▶ **What is asked**:
Could you copy out every line of the material below word for word, leaving nothing out and changing nothing?

>> Begin Given records

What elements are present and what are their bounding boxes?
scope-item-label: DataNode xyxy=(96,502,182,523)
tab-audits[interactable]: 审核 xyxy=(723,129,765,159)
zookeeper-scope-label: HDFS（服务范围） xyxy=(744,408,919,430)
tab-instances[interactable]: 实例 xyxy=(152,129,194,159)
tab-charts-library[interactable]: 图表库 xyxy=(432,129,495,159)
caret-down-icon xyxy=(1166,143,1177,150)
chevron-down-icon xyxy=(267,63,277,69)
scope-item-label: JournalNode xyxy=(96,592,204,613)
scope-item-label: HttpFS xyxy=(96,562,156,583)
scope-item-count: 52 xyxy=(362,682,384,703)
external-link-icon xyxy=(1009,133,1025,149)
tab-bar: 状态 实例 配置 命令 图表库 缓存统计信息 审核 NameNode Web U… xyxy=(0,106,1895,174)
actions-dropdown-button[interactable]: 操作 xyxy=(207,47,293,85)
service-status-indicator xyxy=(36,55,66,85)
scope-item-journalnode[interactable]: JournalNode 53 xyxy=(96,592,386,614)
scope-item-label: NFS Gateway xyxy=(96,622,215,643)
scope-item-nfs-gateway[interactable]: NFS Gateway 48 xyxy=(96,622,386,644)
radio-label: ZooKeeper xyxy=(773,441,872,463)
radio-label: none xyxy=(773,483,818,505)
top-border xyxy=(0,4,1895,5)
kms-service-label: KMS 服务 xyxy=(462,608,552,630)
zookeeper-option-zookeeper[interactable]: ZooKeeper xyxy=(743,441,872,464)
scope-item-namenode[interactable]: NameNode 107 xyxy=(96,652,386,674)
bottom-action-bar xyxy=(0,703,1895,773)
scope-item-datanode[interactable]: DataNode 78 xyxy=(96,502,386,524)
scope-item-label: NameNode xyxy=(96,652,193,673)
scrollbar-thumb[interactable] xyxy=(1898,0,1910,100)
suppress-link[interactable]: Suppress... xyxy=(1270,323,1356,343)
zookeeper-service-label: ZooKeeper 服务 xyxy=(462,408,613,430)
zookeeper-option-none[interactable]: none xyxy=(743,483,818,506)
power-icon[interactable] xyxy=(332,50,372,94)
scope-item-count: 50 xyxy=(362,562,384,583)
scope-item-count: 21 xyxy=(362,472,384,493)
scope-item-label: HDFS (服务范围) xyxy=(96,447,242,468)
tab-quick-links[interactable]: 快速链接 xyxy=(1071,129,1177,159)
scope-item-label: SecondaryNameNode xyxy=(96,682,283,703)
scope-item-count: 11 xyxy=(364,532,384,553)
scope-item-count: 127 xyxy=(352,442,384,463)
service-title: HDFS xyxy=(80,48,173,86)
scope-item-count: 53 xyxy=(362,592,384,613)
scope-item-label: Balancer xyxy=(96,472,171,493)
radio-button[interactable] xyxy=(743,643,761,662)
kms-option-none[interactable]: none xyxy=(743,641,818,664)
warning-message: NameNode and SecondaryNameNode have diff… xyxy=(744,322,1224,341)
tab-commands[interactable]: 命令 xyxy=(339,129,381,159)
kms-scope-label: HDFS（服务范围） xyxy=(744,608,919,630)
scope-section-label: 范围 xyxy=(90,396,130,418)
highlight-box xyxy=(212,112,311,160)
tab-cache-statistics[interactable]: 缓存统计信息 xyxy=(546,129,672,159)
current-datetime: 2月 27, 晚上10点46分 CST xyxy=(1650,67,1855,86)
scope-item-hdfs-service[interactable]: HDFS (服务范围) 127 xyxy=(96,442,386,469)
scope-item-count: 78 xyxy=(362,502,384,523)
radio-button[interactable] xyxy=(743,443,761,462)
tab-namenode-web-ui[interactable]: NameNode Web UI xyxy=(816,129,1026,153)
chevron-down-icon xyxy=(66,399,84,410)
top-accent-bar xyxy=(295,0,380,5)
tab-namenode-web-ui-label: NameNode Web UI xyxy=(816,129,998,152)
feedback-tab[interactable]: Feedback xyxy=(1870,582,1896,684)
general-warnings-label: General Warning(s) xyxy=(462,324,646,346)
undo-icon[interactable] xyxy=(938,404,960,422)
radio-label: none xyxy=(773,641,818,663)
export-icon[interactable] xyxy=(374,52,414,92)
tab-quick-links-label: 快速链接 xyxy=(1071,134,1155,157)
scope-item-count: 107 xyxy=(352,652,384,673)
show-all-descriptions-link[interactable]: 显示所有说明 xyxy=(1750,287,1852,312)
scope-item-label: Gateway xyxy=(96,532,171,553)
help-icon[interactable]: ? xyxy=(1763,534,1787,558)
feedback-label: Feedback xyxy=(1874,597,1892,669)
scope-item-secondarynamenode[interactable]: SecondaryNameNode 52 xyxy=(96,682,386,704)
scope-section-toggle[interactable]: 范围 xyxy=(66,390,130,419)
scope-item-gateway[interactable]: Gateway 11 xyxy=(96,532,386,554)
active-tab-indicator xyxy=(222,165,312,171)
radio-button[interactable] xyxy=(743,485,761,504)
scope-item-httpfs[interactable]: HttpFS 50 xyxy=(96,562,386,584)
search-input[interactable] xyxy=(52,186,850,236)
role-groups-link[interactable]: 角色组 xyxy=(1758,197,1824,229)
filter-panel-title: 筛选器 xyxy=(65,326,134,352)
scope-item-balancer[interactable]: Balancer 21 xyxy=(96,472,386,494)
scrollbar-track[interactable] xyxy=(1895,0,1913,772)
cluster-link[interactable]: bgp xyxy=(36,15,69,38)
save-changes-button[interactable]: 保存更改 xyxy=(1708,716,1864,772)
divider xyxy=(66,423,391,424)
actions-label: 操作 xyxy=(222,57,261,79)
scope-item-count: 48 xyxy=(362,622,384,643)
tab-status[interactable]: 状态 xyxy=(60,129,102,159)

>> End Given records

▶ **Solution**:
What elements are present and what are their bounding boxes?
scope-item-label: DataNode xyxy=(96,502,182,523)
tab-audits[interactable]: 审核 xyxy=(723,129,765,159)
zookeeper-scope-label: HDFS（服务范围） xyxy=(744,408,919,430)
tab-instances[interactable]: 实例 xyxy=(152,129,194,159)
tab-charts-library[interactable]: 图表库 xyxy=(432,129,495,159)
caret-down-icon xyxy=(1166,143,1177,150)
chevron-down-icon xyxy=(267,63,277,69)
scope-item-label: JournalNode xyxy=(96,592,204,613)
scope-item-label: HttpFS xyxy=(96,562,156,583)
scope-item-count: 52 xyxy=(362,682,384,703)
external-link-icon xyxy=(1009,133,1025,149)
tab-bar: 状态 实例 配置 命令 图表库 缓存统计信息 审核 NameNode Web U… xyxy=(0,106,1895,174)
actions-dropdown-button[interactable]: 操作 xyxy=(207,47,293,85)
service-status-indicator xyxy=(36,55,66,85)
scope-item-journalnode[interactable]: JournalNode 53 xyxy=(96,592,386,614)
scope-item-label: NFS Gateway xyxy=(96,622,215,643)
scope-item-nfs-gateway[interactable]: NFS Gateway 48 xyxy=(96,622,386,644)
radio-label: ZooKeeper xyxy=(773,441,872,463)
radio-label: none xyxy=(773,483,818,505)
top-border xyxy=(0,4,1895,5)
kms-service-label: KMS 服务 xyxy=(462,608,552,630)
zookeeper-option-zookeeper[interactable]: ZooKeeper xyxy=(743,441,872,464)
scope-item-namenode[interactable]: NameNode 107 xyxy=(96,652,386,674)
bottom-action-bar xyxy=(0,703,1895,773)
scope-item-datanode[interactable]: DataNode 78 xyxy=(96,502,386,524)
scope-item-label: NameNode xyxy=(96,652,193,673)
scrollbar-thumb[interactable] xyxy=(1898,0,1910,100)
suppress-link[interactable]: Suppress... xyxy=(1270,323,1356,343)
zookeeper-service-label: ZooKeeper 服务 xyxy=(462,408,613,430)
zookeeper-option-none[interactable]: none xyxy=(743,483,818,506)
power-icon[interactable] xyxy=(332,50,372,94)
scope-item-count: 50 xyxy=(362,562,384,583)
scope-item-count: 21 xyxy=(362,472,384,493)
scope-item-label: HDFS (服务范围) xyxy=(96,447,242,468)
tab-quick-links[interactable]: 快速链接 xyxy=(1071,129,1177,159)
scope-item-label: SecondaryNameNode xyxy=(96,682,283,703)
scope-item-count: 11 xyxy=(364,532,384,553)
scope-item-count: 127 xyxy=(352,442,384,463)
service-title: HDFS xyxy=(80,48,173,86)
scope-item-count: 53 xyxy=(362,592,384,613)
scope-item-label: Balancer xyxy=(96,472,171,493)
radio-button[interactable] xyxy=(743,643,761,662)
kms-option-none[interactable]: none xyxy=(743,641,818,664)
warning-message: NameNode and SecondaryNameNode have diff… xyxy=(744,322,1224,341)
tab-commands[interactable]: 命令 xyxy=(339,129,381,159)
kms-scope-label: HDFS（服务范围） xyxy=(744,608,919,630)
scope-section-label: 范围 xyxy=(90,396,130,418)
highlight-box xyxy=(212,112,311,160)
tab-cache-statistics[interactable]: 缓存统计信息 xyxy=(546,129,672,159)
current-datetime: 2月 27, 晚上10点46分 CST xyxy=(1650,67,1855,86)
scope-item-hdfs-service[interactable]: HDFS (服务范围) 127 xyxy=(96,442,386,469)
scope-item-count: 78 xyxy=(362,502,384,523)
radio-button[interactable] xyxy=(743,443,761,462)
tab-namenode-web-ui[interactable]: NameNode Web UI xyxy=(816,129,1026,153)
chevron-down-icon xyxy=(66,399,84,410)
top-accent-bar xyxy=(295,0,380,5)
tab-namenode-web-ui-label: NameNode Web UI xyxy=(816,129,998,152)
feedback-tab[interactable]: Feedback xyxy=(1870,582,1896,684)
general-warnings-label: General Warning(s) xyxy=(462,324,646,346)
undo-icon[interactable] xyxy=(938,404,960,422)
radio-label: none xyxy=(773,641,818,663)
export-icon[interactable] xyxy=(374,52,414,92)
tab-quick-links-label: 快速链接 xyxy=(1071,134,1155,157)
scope-item-count: 107 xyxy=(352,652,384,673)
show-all-descriptions-link[interactable]: 显示所有说明 xyxy=(1750,287,1852,312)
scope-item-label: Gateway xyxy=(96,532,171,553)
help-icon[interactable]: ? xyxy=(1763,534,1787,558)
feedback-label: Feedback xyxy=(1874,597,1892,669)
scope-item-secondarynamenode[interactable]: SecondaryNameNode 52 xyxy=(96,682,386,704)
scope-section-toggle[interactable]: 范围 xyxy=(66,390,130,419)
scope-item-gateway[interactable]: Gateway 11 xyxy=(96,532,386,554)
active-tab-indicator xyxy=(222,165,312,171)
radio-button[interactable] xyxy=(743,485,761,504)
scope-item-httpfs[interactable]: HttpFS 50 xyxy=(96,562,386,584)
search-input[interactable] xyxy=(52,186,850,236)
role-groups-link[interactable]: 角色组 xyxy=(1758,197,1824,229)
filter-panel-title: 筛选器 xyxy=(65,326,134,352)
scope-item-balancer[interactable]: Balancer 21 xyxy=(96,472,386,494)
scrollbar-track[interactable] xyxy=(1895,0,1913,772)
cluster-link[interactable]: bgp xyxy=(36,15,69,38)
save-changes-button[interactable]: 保存更改 xyxy=(1708,716,1864,772)
divider xyxy=(66,423,391,424)
actions-label: 操作 xyxy=(222,57,261,79)
scope-item-count: 48 xyxy=(362,622,384,643)
tab-status[interactable]: 状态 xyxy=(60,129,102,159)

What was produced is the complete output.